Task statement » Count every line below that contains "JSON", then state the total with no other output.
┏━━
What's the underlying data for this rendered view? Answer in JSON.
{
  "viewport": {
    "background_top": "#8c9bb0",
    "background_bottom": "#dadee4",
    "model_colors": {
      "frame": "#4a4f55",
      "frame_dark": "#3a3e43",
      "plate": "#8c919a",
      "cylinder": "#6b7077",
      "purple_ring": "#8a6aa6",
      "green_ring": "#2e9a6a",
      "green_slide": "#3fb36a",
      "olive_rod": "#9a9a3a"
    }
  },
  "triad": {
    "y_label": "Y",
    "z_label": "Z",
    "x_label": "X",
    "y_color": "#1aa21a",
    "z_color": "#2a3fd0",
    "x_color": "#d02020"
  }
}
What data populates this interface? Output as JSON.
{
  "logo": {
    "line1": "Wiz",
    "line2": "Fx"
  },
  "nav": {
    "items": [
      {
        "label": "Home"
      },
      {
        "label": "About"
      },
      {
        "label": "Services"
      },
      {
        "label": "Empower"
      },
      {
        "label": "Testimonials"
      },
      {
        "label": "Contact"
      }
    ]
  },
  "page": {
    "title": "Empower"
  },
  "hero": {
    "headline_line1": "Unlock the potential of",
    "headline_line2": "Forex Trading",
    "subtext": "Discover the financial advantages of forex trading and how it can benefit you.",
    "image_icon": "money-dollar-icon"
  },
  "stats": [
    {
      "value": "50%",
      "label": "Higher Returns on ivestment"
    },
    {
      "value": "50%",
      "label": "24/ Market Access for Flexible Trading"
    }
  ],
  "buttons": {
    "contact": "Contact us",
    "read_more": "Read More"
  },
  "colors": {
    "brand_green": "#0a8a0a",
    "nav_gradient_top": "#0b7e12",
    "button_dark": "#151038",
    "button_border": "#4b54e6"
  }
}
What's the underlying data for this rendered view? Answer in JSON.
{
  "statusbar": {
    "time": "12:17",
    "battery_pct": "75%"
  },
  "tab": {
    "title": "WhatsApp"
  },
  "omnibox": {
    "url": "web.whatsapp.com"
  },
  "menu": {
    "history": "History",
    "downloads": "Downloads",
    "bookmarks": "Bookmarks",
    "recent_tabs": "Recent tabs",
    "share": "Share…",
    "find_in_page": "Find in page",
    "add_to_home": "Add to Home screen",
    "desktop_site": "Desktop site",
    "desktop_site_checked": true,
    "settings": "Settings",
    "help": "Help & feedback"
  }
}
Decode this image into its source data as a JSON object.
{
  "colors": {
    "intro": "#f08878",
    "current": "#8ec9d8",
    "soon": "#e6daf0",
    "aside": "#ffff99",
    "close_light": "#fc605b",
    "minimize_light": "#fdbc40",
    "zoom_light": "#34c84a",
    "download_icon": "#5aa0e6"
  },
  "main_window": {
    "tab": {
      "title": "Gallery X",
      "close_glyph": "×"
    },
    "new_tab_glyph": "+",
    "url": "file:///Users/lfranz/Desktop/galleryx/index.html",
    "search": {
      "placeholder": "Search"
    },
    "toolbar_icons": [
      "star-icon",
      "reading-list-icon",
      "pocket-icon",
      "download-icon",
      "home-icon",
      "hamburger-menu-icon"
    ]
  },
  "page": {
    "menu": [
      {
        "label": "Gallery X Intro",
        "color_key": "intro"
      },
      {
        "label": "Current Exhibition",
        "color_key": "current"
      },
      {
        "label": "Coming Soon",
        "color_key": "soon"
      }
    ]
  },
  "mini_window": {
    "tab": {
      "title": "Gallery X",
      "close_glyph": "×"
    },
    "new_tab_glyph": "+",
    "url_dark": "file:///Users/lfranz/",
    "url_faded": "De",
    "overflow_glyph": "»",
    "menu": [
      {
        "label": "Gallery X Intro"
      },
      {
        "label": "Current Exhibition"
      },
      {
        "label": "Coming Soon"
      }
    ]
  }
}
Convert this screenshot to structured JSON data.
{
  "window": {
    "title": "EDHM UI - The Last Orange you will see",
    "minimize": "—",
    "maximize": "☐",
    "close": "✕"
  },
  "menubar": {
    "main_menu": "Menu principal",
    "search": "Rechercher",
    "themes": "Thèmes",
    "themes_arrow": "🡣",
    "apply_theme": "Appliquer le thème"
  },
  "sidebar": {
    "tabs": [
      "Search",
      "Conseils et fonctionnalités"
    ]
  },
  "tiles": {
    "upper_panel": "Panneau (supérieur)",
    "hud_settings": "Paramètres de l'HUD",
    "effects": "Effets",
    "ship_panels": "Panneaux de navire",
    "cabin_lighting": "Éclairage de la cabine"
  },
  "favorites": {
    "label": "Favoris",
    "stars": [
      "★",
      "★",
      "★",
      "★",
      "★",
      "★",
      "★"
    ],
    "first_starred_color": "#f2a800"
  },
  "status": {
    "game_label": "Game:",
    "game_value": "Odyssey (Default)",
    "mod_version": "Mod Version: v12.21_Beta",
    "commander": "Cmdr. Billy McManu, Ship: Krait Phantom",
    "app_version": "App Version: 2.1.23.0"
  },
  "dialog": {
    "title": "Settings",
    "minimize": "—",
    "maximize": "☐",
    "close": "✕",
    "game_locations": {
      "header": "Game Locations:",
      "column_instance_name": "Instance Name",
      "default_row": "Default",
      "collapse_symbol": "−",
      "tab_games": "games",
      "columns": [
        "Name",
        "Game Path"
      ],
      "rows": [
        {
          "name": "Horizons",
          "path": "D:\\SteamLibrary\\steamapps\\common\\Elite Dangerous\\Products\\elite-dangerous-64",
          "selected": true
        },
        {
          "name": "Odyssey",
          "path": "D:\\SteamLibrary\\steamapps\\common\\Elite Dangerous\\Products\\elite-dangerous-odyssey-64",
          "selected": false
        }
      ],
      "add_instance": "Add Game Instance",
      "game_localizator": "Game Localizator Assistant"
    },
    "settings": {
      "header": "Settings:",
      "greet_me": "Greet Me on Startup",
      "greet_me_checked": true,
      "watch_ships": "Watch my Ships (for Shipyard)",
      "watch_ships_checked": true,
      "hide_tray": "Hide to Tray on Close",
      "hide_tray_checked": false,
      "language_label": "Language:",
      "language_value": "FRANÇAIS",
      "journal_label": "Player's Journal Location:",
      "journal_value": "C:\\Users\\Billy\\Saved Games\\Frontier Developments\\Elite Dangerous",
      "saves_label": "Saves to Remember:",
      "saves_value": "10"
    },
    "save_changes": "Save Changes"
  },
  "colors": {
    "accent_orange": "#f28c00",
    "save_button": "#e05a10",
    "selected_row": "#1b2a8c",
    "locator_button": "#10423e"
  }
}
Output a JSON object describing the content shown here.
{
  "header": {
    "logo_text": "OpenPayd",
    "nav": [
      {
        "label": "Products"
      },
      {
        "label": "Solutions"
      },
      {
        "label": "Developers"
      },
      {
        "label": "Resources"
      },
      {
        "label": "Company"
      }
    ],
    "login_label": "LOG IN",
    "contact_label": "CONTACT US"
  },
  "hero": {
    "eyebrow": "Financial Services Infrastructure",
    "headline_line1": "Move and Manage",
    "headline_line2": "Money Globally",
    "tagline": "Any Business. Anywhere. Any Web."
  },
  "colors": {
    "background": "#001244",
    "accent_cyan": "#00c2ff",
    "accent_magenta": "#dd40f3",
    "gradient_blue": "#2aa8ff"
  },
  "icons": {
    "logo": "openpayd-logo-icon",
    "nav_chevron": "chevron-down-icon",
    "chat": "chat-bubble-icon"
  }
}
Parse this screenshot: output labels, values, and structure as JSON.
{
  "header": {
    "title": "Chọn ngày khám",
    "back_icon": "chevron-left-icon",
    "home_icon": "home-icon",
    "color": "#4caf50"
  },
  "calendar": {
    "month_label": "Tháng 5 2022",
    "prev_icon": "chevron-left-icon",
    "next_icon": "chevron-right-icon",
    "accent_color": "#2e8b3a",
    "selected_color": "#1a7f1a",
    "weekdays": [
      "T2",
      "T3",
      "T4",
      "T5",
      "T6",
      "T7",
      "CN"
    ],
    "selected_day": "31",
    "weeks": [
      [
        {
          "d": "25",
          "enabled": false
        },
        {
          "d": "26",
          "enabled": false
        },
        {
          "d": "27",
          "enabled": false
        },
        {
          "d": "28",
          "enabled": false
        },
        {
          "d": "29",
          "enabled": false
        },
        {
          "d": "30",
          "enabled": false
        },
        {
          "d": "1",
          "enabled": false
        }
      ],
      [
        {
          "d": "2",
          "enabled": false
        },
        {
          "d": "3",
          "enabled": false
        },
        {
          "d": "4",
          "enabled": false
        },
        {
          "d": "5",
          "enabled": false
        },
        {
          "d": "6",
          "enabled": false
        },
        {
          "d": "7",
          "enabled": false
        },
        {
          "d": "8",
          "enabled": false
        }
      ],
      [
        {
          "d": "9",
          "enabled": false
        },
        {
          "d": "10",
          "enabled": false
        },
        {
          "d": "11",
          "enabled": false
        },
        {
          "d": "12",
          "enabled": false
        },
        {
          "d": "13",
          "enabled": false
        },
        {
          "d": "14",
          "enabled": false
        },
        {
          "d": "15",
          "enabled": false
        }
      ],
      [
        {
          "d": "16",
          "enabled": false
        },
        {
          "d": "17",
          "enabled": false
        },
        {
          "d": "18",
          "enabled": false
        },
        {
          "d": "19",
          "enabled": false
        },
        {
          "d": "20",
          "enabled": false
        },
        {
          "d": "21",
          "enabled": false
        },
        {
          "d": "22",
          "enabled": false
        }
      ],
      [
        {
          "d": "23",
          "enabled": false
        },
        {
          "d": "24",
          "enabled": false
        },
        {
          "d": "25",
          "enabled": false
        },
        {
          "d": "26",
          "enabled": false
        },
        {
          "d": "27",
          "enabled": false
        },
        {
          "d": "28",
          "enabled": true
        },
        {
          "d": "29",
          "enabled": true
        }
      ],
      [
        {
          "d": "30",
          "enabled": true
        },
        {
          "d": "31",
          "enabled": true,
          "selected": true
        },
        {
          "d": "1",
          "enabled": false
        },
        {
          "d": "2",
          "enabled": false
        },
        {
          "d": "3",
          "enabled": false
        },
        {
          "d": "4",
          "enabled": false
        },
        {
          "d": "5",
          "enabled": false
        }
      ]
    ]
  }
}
┗━━
Final result » 7